Belum lagi keberadaan MNCs (Multinational Corporations)  yang banyak tumbuh  di Indonesia, yang mana para investor asing dari negara industri tak tanggung-tanggung melakukan segala operasional bisnisnya di dalam negeri, yang dengan leluasanya mendulang banyak keuntungan, mulai dari perolehan bahan baku, tenaga kerja, produksi, buang limbah, sampai membidik pasar dan konsumennya cukup di dalam negeri ini. Bukankah ini juga berdampak negatif dan dapat mematikan industri lokal yang mulai berkembang?


Kini, aplikasi TikTok yang berdurasi sangat singkat tersebut, sangat efektif menjadi media iklan berbagai produk. Tentu bagi pelaku bisnis hal ini sangat menguntungkan. Durasi yang sangat singkat, sudah cepat sekali ditonton oleh ribuan bahkan jutaan pasang mata. Pun wacana proyeknya yang sedang ramai dibicarakan, diduga akan mematikan produk industri lokal atau UMKM juga.

**SASARAN TUGAS**
A – Dalam teks tentang MNC dan TikTok, apa yang diduga akan dimatikan oleh wacana proyek TikTok?
B – Lanjutkan teks tentang MNC dan TikTok setelah kalimat terakhirnya.

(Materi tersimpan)
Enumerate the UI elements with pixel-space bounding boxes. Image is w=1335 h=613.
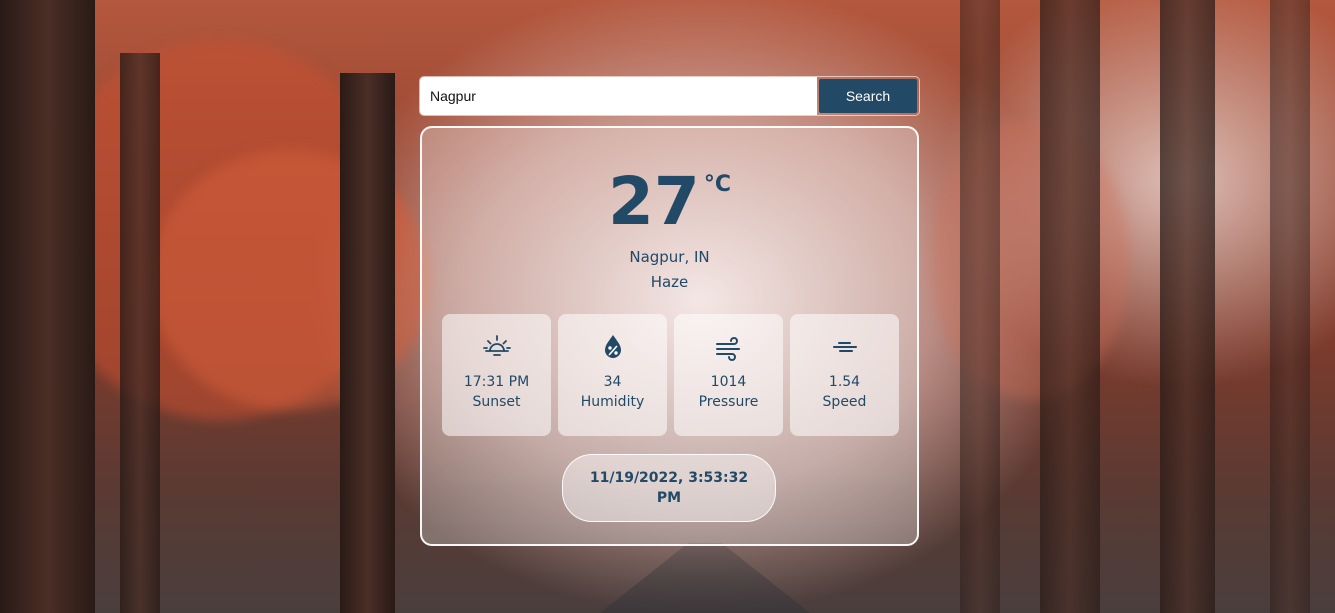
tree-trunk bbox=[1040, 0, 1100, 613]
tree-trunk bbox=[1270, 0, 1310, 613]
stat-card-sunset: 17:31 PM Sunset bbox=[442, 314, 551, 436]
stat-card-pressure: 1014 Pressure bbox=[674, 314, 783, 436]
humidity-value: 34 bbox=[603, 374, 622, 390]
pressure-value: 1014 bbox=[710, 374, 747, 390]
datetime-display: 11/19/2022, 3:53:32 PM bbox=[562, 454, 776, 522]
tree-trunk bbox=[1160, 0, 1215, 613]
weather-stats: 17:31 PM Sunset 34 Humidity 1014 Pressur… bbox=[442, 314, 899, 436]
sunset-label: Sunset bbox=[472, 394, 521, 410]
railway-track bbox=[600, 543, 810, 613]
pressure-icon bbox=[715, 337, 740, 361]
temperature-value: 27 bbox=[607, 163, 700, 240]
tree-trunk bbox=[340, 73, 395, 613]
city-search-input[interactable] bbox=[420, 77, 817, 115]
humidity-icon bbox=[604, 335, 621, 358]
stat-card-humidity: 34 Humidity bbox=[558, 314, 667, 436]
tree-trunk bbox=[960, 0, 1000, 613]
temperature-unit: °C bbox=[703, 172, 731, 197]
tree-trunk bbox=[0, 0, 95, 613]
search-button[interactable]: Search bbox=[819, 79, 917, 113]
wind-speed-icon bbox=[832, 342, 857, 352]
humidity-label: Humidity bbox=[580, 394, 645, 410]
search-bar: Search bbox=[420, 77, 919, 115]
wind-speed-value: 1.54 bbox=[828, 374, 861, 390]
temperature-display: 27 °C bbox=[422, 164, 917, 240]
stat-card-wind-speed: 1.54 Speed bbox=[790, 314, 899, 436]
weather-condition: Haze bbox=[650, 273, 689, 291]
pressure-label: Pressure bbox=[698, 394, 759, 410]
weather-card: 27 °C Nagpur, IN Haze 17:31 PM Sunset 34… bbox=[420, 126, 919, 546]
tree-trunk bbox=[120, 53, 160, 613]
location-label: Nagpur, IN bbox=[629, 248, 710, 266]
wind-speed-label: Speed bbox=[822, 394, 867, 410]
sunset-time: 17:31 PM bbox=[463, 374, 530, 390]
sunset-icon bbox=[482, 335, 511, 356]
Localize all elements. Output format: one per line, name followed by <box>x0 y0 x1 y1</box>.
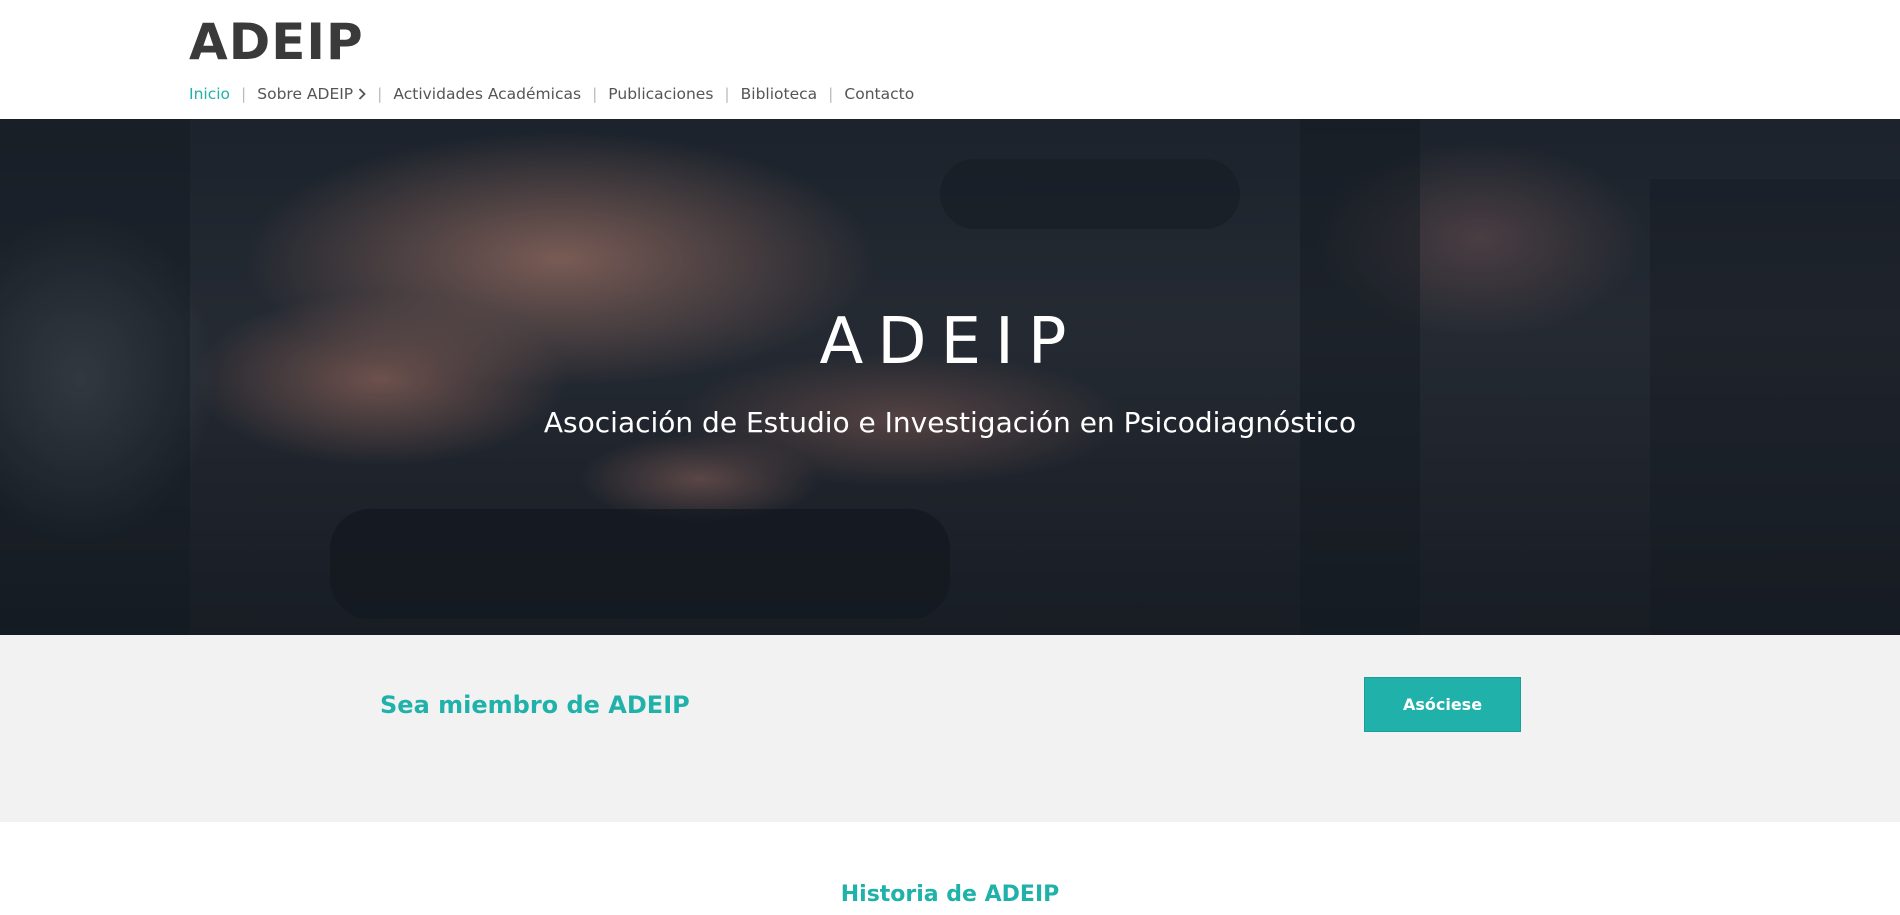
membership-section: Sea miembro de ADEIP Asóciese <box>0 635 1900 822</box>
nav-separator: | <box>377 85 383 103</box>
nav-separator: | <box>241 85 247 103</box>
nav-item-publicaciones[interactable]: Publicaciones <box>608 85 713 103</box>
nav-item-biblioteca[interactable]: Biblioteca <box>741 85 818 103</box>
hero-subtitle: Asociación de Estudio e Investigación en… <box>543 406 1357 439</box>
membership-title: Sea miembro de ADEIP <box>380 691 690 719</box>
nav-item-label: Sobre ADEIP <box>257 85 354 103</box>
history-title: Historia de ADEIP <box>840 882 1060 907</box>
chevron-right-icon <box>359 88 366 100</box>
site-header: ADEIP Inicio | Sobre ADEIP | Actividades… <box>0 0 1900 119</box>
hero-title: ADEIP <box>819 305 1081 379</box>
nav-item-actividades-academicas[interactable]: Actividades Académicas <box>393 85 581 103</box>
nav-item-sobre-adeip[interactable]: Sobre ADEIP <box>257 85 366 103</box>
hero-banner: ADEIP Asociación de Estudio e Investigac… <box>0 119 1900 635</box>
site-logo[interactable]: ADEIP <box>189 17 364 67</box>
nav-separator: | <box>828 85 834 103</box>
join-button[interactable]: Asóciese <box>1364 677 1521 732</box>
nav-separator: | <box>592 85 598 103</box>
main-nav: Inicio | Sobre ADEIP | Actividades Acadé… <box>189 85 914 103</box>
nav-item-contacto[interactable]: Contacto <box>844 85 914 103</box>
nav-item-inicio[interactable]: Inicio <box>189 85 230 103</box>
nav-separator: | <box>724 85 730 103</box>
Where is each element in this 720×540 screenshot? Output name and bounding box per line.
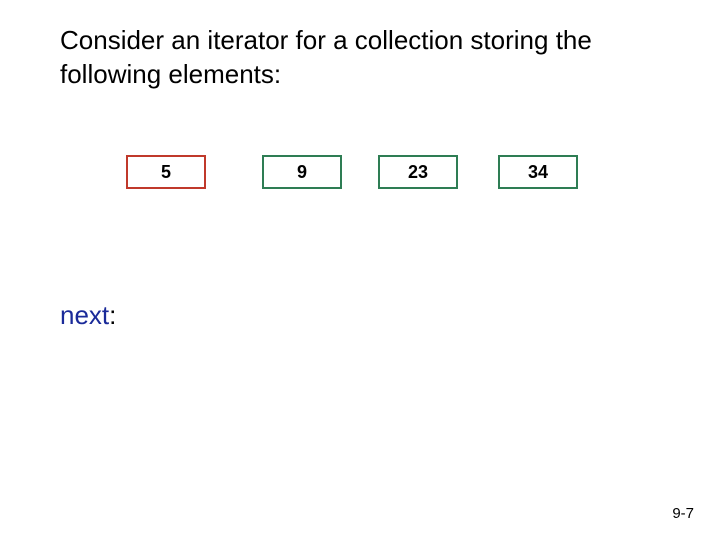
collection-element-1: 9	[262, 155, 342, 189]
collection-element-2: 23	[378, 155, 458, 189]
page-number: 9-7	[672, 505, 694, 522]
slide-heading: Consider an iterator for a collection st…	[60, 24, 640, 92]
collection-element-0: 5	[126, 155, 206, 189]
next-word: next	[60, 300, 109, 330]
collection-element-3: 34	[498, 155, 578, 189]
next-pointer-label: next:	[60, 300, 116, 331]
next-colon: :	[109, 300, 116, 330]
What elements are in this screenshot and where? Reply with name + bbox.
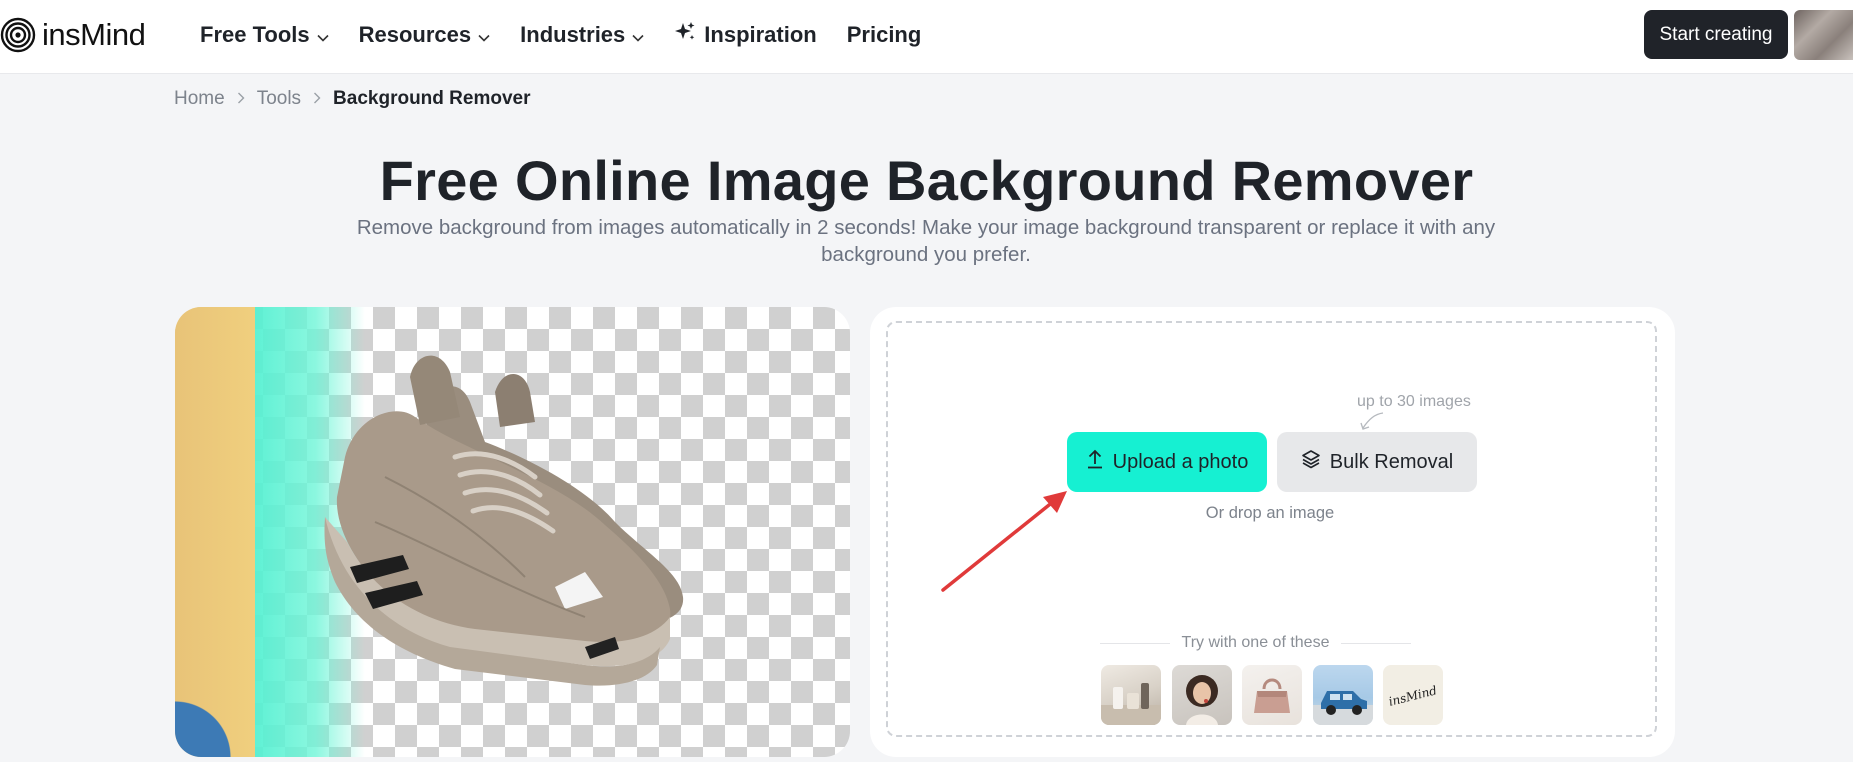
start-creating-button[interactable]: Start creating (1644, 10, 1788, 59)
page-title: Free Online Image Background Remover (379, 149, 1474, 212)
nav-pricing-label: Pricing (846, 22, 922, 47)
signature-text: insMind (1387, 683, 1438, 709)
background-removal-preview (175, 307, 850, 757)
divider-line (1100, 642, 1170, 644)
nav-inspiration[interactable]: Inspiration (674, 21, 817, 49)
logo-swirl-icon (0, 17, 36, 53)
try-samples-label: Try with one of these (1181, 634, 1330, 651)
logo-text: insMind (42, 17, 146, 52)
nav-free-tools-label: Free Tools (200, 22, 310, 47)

**HASIL PER TUGAS**
A – Produk industri lokal atau UMKM.

B –
Melihat fakta demikian, bagaimana  nasib selanjutnya produk lokal UMKM? Dan seperti apa kebijakan negara saat ini terhadap Industrinya?


Disadari atau tidak, bahwa kebijakan perdagangan pemerintah negeri ini, hanya dirasa sebagai regulator kepentingan kaum kapital saja, yang notabene kaum kapital itu berasal dari negeri industri besar tersebut. Sedangkan support negara terhadap UMKM masih jauh dari seharusnya. Ironisnya, tak sedikit fakta bahwa para pejabat pemerintah yang seharusnya menjadi pelindung rakyat, justru menjadi pelaku bisnis juga, turut bermain bersama negara-negara industri tersebut demi meraup keuntungan pribadi. 

Seakan masalah yang tak kunjung usai itu menguatkan namanya  bahwa UMKM cukup berkembang di level menengah saja tak lebih dari itu. Cukup usaha yang berkembang besar adalah para kaum kapital yang bermodal raksasa. 

Sementara, bagaimanakah Islam mengatur perdagangan negaranya?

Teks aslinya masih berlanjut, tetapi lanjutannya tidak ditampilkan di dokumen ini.